──────── Given records

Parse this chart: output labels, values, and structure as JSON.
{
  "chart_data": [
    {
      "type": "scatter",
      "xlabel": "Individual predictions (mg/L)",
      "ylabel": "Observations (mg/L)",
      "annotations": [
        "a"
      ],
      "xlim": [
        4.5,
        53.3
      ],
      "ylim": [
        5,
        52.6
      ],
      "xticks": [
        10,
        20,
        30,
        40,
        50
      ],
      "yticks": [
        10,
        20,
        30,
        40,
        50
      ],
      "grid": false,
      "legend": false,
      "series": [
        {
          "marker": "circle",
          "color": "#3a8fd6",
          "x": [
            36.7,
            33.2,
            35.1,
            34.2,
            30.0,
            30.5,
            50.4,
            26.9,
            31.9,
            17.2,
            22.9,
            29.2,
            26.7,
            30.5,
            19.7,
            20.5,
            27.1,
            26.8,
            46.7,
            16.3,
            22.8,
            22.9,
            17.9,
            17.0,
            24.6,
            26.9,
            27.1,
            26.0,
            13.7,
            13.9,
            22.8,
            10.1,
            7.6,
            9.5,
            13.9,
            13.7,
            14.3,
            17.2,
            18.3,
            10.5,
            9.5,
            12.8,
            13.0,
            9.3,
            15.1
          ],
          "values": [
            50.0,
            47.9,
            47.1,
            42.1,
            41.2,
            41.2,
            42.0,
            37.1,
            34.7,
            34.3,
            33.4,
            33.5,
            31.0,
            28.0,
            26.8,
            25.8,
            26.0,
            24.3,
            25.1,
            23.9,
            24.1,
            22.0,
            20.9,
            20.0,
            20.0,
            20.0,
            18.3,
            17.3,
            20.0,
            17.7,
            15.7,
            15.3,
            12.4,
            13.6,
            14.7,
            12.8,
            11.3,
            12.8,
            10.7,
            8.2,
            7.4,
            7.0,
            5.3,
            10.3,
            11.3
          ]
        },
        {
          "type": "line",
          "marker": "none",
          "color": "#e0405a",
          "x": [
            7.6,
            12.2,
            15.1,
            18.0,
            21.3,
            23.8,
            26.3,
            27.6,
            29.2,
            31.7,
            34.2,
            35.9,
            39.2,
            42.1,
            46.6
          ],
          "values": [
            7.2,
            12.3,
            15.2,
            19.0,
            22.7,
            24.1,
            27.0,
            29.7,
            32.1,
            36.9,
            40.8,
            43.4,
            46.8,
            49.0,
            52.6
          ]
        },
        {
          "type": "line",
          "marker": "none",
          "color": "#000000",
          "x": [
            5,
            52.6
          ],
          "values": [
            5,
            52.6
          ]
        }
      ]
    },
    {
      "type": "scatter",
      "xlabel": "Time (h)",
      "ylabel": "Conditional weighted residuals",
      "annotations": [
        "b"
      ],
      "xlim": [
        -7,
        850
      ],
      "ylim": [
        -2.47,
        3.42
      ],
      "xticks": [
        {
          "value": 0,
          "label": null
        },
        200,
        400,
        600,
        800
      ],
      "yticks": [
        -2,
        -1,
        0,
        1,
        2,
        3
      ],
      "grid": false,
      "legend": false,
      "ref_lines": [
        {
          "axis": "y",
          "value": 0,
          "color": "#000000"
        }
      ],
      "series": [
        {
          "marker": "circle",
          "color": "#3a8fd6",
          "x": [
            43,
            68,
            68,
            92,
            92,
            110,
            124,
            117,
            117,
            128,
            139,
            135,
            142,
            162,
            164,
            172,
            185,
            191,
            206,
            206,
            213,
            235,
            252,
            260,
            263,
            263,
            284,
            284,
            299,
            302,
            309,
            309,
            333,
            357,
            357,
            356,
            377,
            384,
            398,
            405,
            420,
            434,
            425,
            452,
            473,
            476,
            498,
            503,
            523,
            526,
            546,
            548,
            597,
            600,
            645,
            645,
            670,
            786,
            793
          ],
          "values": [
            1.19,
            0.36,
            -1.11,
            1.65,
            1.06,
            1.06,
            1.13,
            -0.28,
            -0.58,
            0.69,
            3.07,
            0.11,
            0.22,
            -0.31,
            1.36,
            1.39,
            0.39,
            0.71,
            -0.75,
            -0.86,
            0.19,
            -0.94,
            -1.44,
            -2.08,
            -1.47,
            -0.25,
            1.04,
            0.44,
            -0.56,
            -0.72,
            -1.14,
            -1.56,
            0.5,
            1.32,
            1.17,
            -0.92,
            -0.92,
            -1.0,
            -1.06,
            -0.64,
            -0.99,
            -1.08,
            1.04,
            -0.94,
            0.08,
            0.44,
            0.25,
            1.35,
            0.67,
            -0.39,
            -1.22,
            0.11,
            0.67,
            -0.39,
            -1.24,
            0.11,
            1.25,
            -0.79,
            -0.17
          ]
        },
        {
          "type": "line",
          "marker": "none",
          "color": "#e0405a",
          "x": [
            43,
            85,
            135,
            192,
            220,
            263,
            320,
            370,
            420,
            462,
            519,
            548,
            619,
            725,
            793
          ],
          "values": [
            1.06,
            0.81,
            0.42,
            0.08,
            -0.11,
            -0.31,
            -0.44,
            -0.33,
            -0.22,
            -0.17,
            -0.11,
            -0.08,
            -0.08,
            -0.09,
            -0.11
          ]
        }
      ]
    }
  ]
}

────────────────

▶ [To do]
Each record must be repeated exactly as it is.

▶ [Right answer]
Parse this chart: output labels, values, and structure as JSON.
{
  "chart_data": [
    {
      "type": "scatter",
      "xlabel": "Individual predictions (mg/L)",
      "ylabel": "Observations (mg/L)",
      "annotations": [
        "a"
      ],
      "xlim": [
        4.5,
        53.3
      ],
      "ylim": [
        5,
        52.6
      ],
      "xticks": [
        10,
        20,
        30,
        40,
        50
      ],
      "yticks": [
        10,
        20,
        30,
        40,
        50
      ],
      "grid": false,
      "legend": false,
      "series": [
        {
          "marker": "circle",
          "color": "#3a8fd6",
          "x": [
            36.7,
            33.2,
            35.1,
            34.2,
            30.0,
            30.5,
            50.4,
            26.9,
            31.9,
            17.2,
            22.9,
            29.2,
            26.7,
            30.5,
            19.7,
            20.5,
            27.1,
            26.8,
            46.7,
            16.3,
            22.8,
            22.9,
            17.9,
            17.0,
            24.6,
            26.9,
            27.1,
            26.0,
            13.7,
            13.9,
            22.8,
            10.1,
            7.6,
            9.5,
            13.9,
            13.7,
            14.3,
            17.2,
            18.3,
            10.5,
            9.5,
            12.8,
            13.0,
            9.3,
            15.1
          ],
          "values": [
            50.0,
            47.9,
            47.1,
            42.1,
            41.2,
            41.2,
            42.0,
            37.1,
            34.7,
            34.3,
            33.4,
            33.5,
            31.0,
            28.0,
            26.8,
            25.8,
            26.0,
            24.3,
            25.1,
            23.9,
            24.1,
            22.0,
            20.9,
            20.0,
            20.0,
            20.0,
            18.3,
            17.3,
            20.0,
            17.7,
            15.7,
            15.3,
            12.4,
            13.6,
            14.7,
            12.8,
            11.3,
            12.8,
            10.7,
            8.2,
            7.4,
            7.0,
            5.3,
            10.3,
            11.3
          ]
        },
        {
          "type": "line",
          "marker": "none",
          "color": "#e0405a",
          "x": [
            7.6,
            12.2,
            15.1,
            18.0,
            21.3,
            23.8,
            26.3,
            27.6,
            29.2,
            31.7,
            34.2,
            35.9,
            39.2,
            42.1,
            46.6
          ],
          "values": [
            7.2,
            12.3,
            15.2,
            19.0,
            22.7,
            24.1,
            27.0,
            29.7,
            32.1,
            36.9,
            40.8,
            43.4,
            46.8,
            49.0,
            52.6
          ]
        },
        {
          "type": "line",
          "marker": "none",
          "color": "#000000",
          "x": [
            5,
            52.6
          ],
          "values": [
            5,
            52.6
          ]
        }
      ]
    },
    {
      "type": "scatter",
      "xlabel": "Time (h)",
      "ylabel": "Conditional weighted residuals",
      "annotations": [
        "b"
      ],
      "xlim": [
        -7,
        850
      ],
      "ylim": [
        -2.47,
        3.42
      ],
      "xticks": [
        {
          "value": 0,
          "label": null
        },
        200,
        400,
        600,
        800
      ],
      "yticks": [
        -2,
        -1,
        0,
        1,
        2,
        3
      ],
      "grid": false,
      "legend": false,
      "ref_lines": [
        {
          "axis": "y",
          "value": 0,
          "color": "#000000"
        }
      ],
      "series": [
        {
          "marker": "circle",
          "color": "#3a8fd6",
          "x": [
            43,
            68,
            68,
            92,
            92,
            110,
            124,
            117,
            117,
            128,
            139,
            135,
            142,
            162,
            164,
            172,
            185,
            191,
            206,
            206,
            213,
            235,
            252,
            260,
            263,
            263,
            284,
            284,
            299,
            302,
            309,
            309,
            333,
            357,
            357,
            356,
            377,
            384,
            398,
            405,
            420,
            434,
            425,
            452,
            473,
            476,
            498,
            503,
            523,
            526,
            546,
            548,
            597,
            600,
            645,
            645,
            670,
            786,
            793
          ],
          "values": [
            1.19,
            0.36,
            -1.11,
            1.65,
            1.06,
            1.06,
            1.13,
            -0.28,
            -0.58,
            0.69,
            3.07,
            0.11,
            0.22,
            -0.31,
            1.36,
            1.39,
            0.39,
            0.71,
            -0.75,
            -0.86,
            0.19,
            -0.94,
            -1.44,
            -2.08,
            -1.47,
            -0.25,
            1.04,
            0.44,
            -0.56,
            -0.72,
            -1.14,
            -1.56,
            0.5,
            1.32,
            1.17,
            -0.92,
            -0.92,
            -1.0,
            -1.06,
            -0.64,
            -0.99,
            -1.08,
            1.04,
            -0.94,
            0.08,
            0.44,
            0.25,
            1.35,
            0.67,
            -0.39,
            -1.22,
            0.11,
            0.67,
            -0.39,
            -1.24,
            0.11,
            1.25,
            -0.79,
            -0.17
          ]
        },
        {
          "type": "line",
          "marker": "none",
          "color": "#e0405a",
          "x": [
            43,
            85,
            135,
            192,
            220,
            263,
            320,
            370,
            420,
            462,
            519,
            548,
            619,
            725,
            793
          ],
          "values": [
            1.06,
            0.81,
            0.42,
            0.08,
            -0.11,
            -0.31,
            -0.44,
            -0.33,
            -0.22,
            -0.17,
            -0.11,
            -0.08,
            -0.08,
            -0.09,
            -0.11
          ]
        }
      ]
    }
  ]
}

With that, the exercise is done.